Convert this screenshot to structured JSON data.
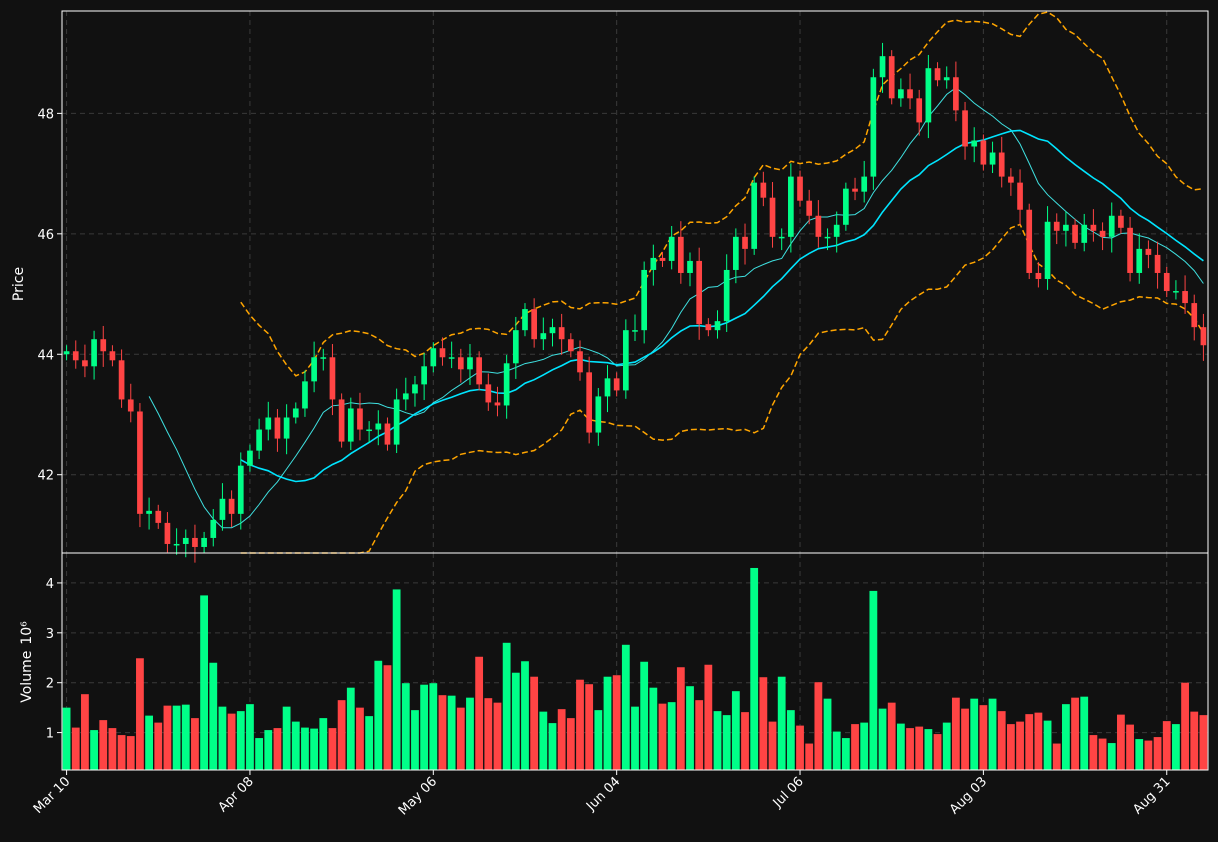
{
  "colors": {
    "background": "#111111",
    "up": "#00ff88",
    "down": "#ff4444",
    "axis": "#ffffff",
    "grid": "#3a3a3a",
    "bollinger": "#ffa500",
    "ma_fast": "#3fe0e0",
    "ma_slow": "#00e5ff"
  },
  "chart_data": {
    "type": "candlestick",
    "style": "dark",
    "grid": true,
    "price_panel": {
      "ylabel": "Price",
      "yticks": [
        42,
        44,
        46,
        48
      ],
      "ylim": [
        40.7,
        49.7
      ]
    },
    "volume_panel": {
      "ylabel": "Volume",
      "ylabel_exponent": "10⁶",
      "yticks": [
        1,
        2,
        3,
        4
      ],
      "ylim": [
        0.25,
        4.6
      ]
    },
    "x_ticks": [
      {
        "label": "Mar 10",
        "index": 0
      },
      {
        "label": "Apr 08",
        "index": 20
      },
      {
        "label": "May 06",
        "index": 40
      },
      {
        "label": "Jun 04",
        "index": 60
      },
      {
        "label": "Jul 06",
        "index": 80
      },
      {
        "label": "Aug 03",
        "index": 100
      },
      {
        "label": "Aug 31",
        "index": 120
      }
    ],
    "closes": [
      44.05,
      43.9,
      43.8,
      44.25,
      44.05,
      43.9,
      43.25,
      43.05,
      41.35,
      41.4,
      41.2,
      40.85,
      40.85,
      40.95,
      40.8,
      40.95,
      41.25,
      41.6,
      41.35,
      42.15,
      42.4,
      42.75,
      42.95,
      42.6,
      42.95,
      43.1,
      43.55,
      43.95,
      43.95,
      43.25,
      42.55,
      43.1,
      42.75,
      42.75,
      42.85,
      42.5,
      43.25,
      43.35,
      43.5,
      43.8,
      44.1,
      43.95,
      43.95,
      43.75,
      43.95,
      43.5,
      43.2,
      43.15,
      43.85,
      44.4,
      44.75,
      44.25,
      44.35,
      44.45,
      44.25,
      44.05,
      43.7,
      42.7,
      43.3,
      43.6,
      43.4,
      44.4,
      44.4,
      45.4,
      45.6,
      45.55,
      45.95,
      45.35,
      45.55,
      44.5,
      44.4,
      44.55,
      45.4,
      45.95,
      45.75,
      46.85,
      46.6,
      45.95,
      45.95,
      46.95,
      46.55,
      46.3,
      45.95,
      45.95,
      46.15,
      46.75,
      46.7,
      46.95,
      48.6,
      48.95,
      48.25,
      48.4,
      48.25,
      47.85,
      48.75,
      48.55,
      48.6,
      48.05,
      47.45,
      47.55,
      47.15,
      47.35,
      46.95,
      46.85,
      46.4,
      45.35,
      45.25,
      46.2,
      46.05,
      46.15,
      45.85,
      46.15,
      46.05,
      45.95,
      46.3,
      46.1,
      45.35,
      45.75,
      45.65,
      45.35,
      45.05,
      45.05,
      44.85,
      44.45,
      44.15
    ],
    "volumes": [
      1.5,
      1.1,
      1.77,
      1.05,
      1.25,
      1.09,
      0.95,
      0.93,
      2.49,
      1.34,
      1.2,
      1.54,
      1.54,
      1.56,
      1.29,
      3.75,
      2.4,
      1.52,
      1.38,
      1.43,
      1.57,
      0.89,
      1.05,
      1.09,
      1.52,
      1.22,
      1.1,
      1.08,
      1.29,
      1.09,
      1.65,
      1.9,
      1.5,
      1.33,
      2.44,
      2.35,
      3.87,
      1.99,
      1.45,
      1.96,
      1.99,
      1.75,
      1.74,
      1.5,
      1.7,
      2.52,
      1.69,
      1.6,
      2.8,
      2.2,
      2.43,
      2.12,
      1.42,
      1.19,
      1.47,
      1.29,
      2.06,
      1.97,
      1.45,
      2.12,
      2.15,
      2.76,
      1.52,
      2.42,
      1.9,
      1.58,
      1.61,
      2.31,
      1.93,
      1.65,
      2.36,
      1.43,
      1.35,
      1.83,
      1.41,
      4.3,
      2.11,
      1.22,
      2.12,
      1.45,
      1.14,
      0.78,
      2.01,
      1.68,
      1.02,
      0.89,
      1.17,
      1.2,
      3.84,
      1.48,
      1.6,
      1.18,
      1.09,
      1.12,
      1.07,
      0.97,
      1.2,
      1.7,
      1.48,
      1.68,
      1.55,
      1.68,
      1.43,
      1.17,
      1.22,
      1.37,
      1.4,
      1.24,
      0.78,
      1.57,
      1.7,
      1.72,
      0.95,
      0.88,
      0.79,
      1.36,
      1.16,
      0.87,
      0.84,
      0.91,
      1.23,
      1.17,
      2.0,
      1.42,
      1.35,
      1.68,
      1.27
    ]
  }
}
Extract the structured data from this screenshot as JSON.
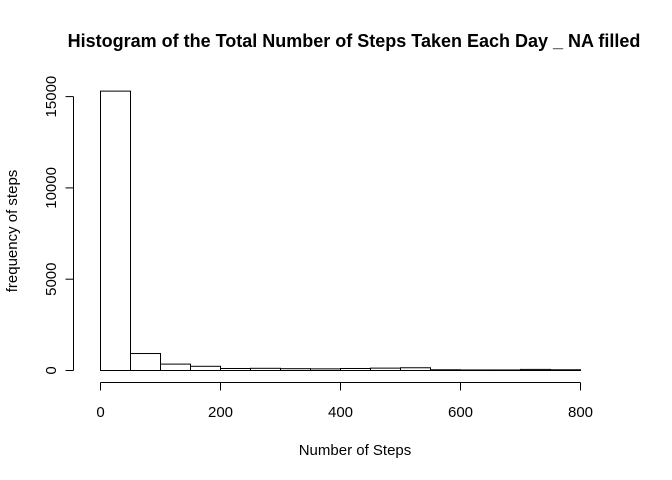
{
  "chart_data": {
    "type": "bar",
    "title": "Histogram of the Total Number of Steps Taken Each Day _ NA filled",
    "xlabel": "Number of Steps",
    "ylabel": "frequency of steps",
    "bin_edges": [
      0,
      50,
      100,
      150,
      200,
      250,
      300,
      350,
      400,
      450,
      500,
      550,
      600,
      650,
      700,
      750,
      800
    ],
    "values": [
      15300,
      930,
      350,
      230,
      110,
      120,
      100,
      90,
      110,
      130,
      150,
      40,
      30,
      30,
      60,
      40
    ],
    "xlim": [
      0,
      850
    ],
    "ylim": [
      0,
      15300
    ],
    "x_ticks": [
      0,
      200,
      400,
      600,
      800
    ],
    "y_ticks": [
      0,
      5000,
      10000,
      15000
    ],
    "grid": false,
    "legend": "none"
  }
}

---------------

### Exercise
Only lines holding the string "structured" are wanted; gather each one from the entries above.

### Written response
Convert this screenshot to structured JSON data.
Extract the structured data from this screenshot as JSON.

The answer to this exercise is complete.